<<<<

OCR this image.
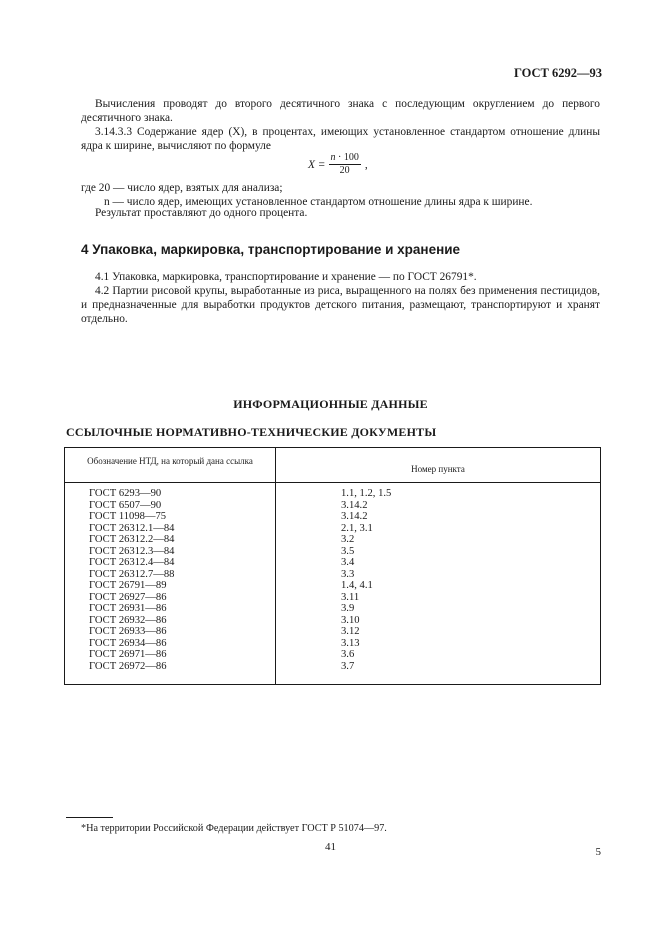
ГОСТ 6292—93
Вычисления проводят до второго десятичного знака с последующим округлением до первого десятичного знака.
3.14.3.3 Содержание ядер (X), в процентах, имеющих установленное стандартом отношение длины ядра к ширине, вычисляют по формуле
$X = \frac{n \cdot 100}{20}$ ,
где 20 — число ядер, взятых для анализа;
n — число ядер, имеющих установленное стандартом отношение длины ядра к ширине.
Результат проставляют до одного процента.
4 Упаковка, маркировка, транспортирование и хранение
4.1 Упаковка, маркировка, транспортирование и хранение — по ГОСТ 26791*.
4.2 Партии рисовой крупы, выработанные из риса, выращенного на полях без применения пестицидов, и предназначенные для выработки продуктов детского питания, размещают, транспортируют и хранят отдельно.
ИНФОРМАЦИОННЫЕ ДАННЫЕ
ССЫЛОЧНЫЕ НОРМАТИВНО-ТЕХНИЧЕСКИЕ ДОКУМЕНТЫ
Обозначение НТД, на который дана ссылка
Номер пункта
ГОСТ 6293—90
ГОСТ 6507—90
ГОСТ 11098—75
ГОСТ 26312.1—84
ГОСТ 26312.2—84
ГОСТ 26312.3—84
ГОСТ 26312.4—84
ГОСТ 26312.7—88
ГОСТ 26791—89
ГОСТ 26927—86
ГОСТ 26931—86
ГОСТ 26932—86
ГОСТ 26933—86
ГОСТ 26934—86
ГОСТ 26971—86
ГОСТ 26972—86
1.1, 1.2, 1.5
3.14.2
3.14.2
2.1, 3.1
3.2
3.5
3.4
3.3
1.4, 4.1
3.11
3.9
3.10
3.12
3.13
3.6
3.7
*На территории Российской Федерации действует ГОСТ Р 51074—97.
41	5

>>>>

What to produce
Extract the full listing exactly, with the pictures left out.

Task answer
OCR this image.
ГОСТ 6292—93
Вычисления проводят до второго десятичного знака с последующим округлением до первого десятичного знака.
3.14.3.3 Содержание ядер (X), в процентах, имеющих установленное стандартом отношение длины ядра к ширине, вычисляют по формуле
$X = \frac{n \cdot 100}{20}$ ,
где 20 — число ядер, взятых для анализа;
n — число ядер, имеющих установленное стандартом отношение длины ядра к ширине.
Результат проставляют до одного процента.
4 Упаковка, маркировка, транспортирование и хранение
4.1 Упаковка, маркировка, транспортирование и хранение — по ГОСТ 26791*.
4.2 Партии рисовой крупы, выработанные из риса, выращенного на полях без применения пестицидов, и предназначенные для выработки продуктов детского питания, размещают, транспортируют и хранят отдельно.
ИНФОРМАЦИОННЫЕ ДАННЫЕ
ССЫЛОЧНЫЕ НОРМАТИВНО-ТЕХНИЧЕСКИЕ ДОКУМЕНТЫ
Обозначение НТД, на который дана ссылка
Номер пункта
ГОСТ 6293—90
ГОСТ 6507—90
ГОСТ 11098—75
ГОСТ 26312.1—84
ГОСТ 26312.2—84
ГОСТ 26312.3—84
ГОСТ 26312.4—84
ГОСТ 26312.7—88
ГОСТ 26791—89
ГОСТ 26927—86
ГОСТ 26931—86
ГОСТ 26932—86
ГОСТ 26933—86
ГОСТ 26934—86
ГОСТ 26971—86
ГОСТ 26972—86
1.1, 1.2, 1.5
3.14.2
3.14.2
2.1, 3.1
3.2
3.5
3.4
3.3
1.4, 4.1
3.11
3.9
3.10
3.12
3.13
3.6
3.7
*На территории Российской Федерации действует ГОСТ Р 51074—97.
41	5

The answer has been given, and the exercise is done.